Ahora bien, llama poderosamente la atención la agresividad de las políticas contra el tabaco y la nula atención que se ha prestado al alcohol. Elena Salgado, cuando vio rechazado su proyecto de ley contra el consumo de alcohol entre los menores en 2007, aseguró que no había “la misma sensibilidad social que en el tema del tabaco”. En el caso de los menores no es así y los sucesos de Pozuelo de Alarcón lo han dejado bien claro; pero sí lo es en el caso de los adultos. ¿Por qué tanta preocupación por el tabaco -incluidos los adultos, claro está- y no con el alcohol, que sólo “parece” perjudicial para los menores?
Los perjuicios para la salud del alcoholismo y el tabaquismo se antojan similares, pero no cabe comparación en cuanto a las consecuencias sociales. El humo, sí, es molesto, pero difícilmente convierte la vida de una familia en un infierno o es un acicate para la violencia de género. En otras palabras, el tabaco básicamente perjudica a uno mismo mientras que el alcohol se extiende a quienes nos rodean.

(Datos de ubicación de elementos)
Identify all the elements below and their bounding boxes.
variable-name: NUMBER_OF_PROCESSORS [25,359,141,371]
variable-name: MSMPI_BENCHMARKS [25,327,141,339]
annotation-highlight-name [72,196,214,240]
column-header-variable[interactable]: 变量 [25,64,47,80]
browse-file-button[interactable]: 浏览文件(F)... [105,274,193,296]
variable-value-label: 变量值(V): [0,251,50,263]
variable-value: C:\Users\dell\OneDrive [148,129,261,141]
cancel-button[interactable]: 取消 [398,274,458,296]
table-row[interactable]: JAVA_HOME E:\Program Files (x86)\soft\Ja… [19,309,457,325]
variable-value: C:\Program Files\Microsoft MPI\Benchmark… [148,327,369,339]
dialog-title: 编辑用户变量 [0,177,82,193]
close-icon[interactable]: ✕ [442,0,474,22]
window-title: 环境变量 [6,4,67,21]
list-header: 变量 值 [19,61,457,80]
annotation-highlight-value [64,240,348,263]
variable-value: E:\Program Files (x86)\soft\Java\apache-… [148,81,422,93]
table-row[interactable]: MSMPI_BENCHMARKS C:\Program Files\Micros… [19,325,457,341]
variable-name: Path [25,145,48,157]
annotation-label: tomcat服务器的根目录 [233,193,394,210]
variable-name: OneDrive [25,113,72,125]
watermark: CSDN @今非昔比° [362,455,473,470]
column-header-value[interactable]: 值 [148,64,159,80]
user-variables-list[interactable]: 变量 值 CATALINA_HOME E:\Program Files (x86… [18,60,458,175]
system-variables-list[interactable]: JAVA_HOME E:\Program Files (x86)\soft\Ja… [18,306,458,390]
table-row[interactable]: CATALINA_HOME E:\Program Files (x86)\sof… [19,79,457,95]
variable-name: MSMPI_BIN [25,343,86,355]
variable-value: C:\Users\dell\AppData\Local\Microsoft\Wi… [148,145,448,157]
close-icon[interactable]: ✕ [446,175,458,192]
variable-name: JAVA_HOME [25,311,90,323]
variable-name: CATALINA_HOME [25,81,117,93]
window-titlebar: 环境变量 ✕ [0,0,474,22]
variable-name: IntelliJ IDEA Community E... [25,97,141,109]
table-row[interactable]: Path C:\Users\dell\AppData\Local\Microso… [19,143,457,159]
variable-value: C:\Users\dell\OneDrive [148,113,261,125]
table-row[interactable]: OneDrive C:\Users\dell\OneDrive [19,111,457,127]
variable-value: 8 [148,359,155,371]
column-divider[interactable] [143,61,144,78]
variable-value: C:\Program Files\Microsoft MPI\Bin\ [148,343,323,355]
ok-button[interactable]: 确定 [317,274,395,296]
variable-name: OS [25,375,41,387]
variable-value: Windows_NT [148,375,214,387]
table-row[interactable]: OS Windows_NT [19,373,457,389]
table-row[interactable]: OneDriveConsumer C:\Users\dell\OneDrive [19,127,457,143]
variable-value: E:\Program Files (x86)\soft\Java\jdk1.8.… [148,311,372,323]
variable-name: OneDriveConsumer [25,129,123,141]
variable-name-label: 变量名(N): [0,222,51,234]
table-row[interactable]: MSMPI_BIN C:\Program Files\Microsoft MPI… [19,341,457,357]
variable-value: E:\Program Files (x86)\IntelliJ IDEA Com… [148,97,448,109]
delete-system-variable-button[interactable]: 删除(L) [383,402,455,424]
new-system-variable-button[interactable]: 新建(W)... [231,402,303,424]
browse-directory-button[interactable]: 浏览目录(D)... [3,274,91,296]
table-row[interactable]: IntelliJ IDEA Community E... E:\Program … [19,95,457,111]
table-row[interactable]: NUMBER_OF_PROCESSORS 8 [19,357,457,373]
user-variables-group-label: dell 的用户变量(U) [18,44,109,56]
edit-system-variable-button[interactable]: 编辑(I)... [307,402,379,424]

TAREAS Y EJERCICIOS:
1 - Traduce al inglés esta oración del texto sobre el tabaco y el alcohol: "En otras palabras, el tabaco básicamente perjudica a uno mismo mientras que el alcohol se extiende a quienes nos rodean."
2 - Escribe una continuación del texto sobre el tabaco y el alcohol a partir de su última oración.
Los registros no son necesarios para resolver nada.

LAS RESPUESTAS:
1 - In other words, tobacco basically harms oneself, whereas alcohol extends to those around us.

2 -
El argumento más utilizado para defender la autonomía de los adultos es la libertad. El estado, dicen, no debe entrometerse en nuestra libertad. Buen argumento, sin duda, pero ¿acaso no nos obliga ese mismo Leviatán a educarnos como buenamente le parece o ponernos el cinturón de seguridad en el coche? Pocos ven en ambos casos una intromisión en la libertad individual y sí consideran un abuso las prohibiciones sobre el tabaco y el alcohol. Basta probar con no llevar a sus hijos al colegio y verán si el Estado coarta su libertad o no.
De vez en cuando, cuando algún menor agrede a un profesor, salta la alarma sobre la educación que los padres dan a sus hijos. Aunque no se establezca directamente la relación, esos son los mismos adultos que tienen todo el derecho, como adultos que son, a que nadie les diga lo que tienen que beber o si pueden fumar. Si se pone en duda su capacidad para amansar a las fieras que tienen por vástagos, ¿por qué considerarles responsables para beber y fumar a discreción? Hay imposiciones e imposiciones.